--- start of WORKING DATA ---

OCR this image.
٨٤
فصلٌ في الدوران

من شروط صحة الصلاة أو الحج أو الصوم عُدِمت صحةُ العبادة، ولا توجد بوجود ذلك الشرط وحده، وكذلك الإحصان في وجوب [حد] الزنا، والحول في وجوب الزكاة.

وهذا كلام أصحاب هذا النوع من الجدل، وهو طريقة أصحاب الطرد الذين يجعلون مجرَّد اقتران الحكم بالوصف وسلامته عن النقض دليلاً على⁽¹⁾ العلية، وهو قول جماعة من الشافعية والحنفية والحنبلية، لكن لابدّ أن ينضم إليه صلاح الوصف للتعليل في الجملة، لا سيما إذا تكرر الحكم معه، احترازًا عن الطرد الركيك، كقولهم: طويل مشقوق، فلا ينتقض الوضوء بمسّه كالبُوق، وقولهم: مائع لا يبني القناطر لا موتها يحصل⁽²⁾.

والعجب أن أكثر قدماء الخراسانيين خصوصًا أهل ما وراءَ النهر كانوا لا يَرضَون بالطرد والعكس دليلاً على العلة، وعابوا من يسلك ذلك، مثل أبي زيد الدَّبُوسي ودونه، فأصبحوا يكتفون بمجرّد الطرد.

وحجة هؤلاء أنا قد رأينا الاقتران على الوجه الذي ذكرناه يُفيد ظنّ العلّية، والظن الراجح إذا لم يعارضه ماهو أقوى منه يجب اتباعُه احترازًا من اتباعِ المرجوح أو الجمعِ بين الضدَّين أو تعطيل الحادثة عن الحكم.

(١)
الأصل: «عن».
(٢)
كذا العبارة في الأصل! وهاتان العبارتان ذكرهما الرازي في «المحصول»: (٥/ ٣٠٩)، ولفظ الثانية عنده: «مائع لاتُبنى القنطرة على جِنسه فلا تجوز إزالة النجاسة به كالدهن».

--- end of WORKING DATA ---

Return the material in full, exactly as shown.

OCR this image.
٨٤
فصلٌ في الدوران

من شروط صحة الصلاة أو الحج أو الصوم عُدِمت صحةُ العبادة، ولا توجد بوجود ذلك الشرط وحده، وكذلك الإحصان في وجوب [حد] الزنا، والحول في وجوب الزكاة.

وهذا كلام أصحاب هذا النوع من الجدل، وهو طريقة أصحاب الطرد الذين يجعلون مجرَّد اقتران الحكم بالوصف وسلامته عن النقض دليلاً على⁽¹⁾ العلية، وهو قول جماعة من الشافعية والحنفية والحنبلية، لكن لابدّ أن ينضم إليه صلاح الوصف للتعليل في الجملة، لا سيما إذا تكرر الحكم معه، احترازًا عن الطرد الركيك، كقولهم: طويل مشقوق، فلا ينتقض الوضوء بمسّه كالبُوق، وقولهم: مائع لا يبني القناطر لا موتها يحصل⁽²⁾.

والعجب أن أكثر قدماء الخراسانيين خصوصًا أهل ما وراءَ النهر كانوا لا يَرضَون بالطرد والعكس دليلاً على العلة، وعابوا من يسلك ذلك، مثل أبي زيد الدَّبُوسي ودونه، فأصبحوا يكتفون بمجرّد الطرد.

وحجة هؤلاء أنا قد رأينا الاقتران على الوجه الذي ذكرناه يُفيد ظنّ العلّية، والظن الراجح إذا لم يعارضه ماهو أقوى منه يجب اتباعُه احترازًا من اتباعِ المرجوح أو الجمعِ بين الضدَّين أو تعطيل الحادثة عن الحكم.

(١)
الأصل: «عن».
(٢)
كذا العبارة في الأصل! وهاتان العبارتان ذكرهما الرازي في «المحصول»: (٥/ ٣٠٩)، ولفظ الثانية عنده: «مائع لاتُبنى القنطرة على جِنسه فلا تجوز إزالة النجاسة به كالدهن».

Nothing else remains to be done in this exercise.